--- Start of SUPPLIED DATA ---
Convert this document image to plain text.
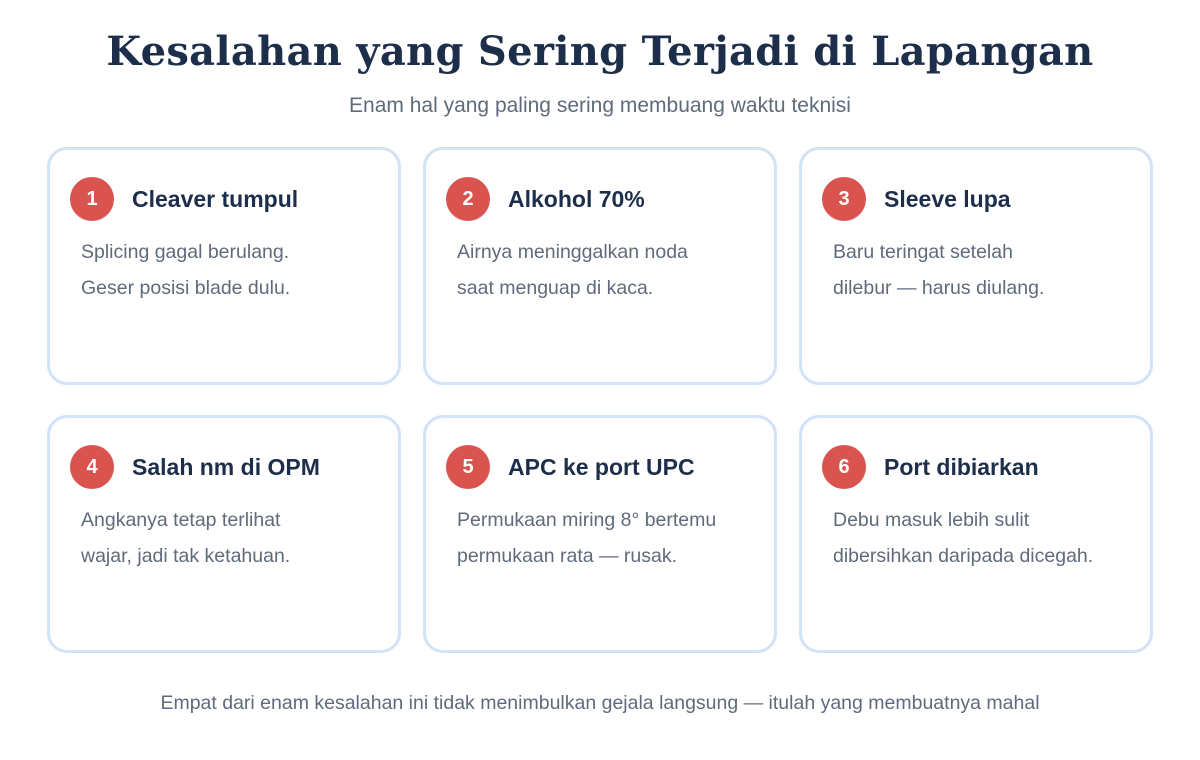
Kesalahan yang Sering Terjadi di Lapangan
Enam hal yang paling sering membuang waktu teknisi
1	Cleaver tumpul
Splicing gagal berulang.
Geser posisi blade dulu.
2	Alkohol 70%
Airnya meninggalkan noda
saat menguap di kaca.
3	Sleeve lupa
Baru teringat setelah
dilebur — harus diulang.
4	Salah nm di OPM
Angkanya tetap terlihat
wajar, jadi tak ketahuan.
5	APC ke port UPC
Permukaan miring 8° bertemu
permukaan rata — rusak.
6	Port dibiarkan
Debu masuk lebih sulit
dibersihkan daripada dicegah.
Empat dari enam kesalahan ini tidak menimbulkan gejala langsung — itulah yang membuatnya mahal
--- End of SUPPLIED DATA ---
=== GIVEN TASK ===
Repeat the data above exactly, but not the pictures.

=== WORKED ANSWER ===
Convert this document image to plain text.
Kesalahan yang Sering Terjadi di Lapangan
Enam hal yang paling sering membuang waktu teknisi
1	Cleaver tumpul
Splicing gagal berulang.
Geser posisi blade dulu.
2	Alkohol 70%
Airnya meninggalkan noda
saat menguap di kaca.
3	Sleeve lupa
Baru teringat setelah
dilebur — harus diulang.
4	Salah nm di OPM
Angkanya tetap terlihat
wajar, jadi tak ketahuan.
5	APC ke port UPC
Permukaan miring 8° bertemu
permukaan rata — rusak.
6	Port dibiarkan
Debu masuk lebih sulit
dibersihkan daripada dicegah.
Empat dari enam kesalahan ini tidak menimbulkan gejala langsung — itulah yang membuatnya mahal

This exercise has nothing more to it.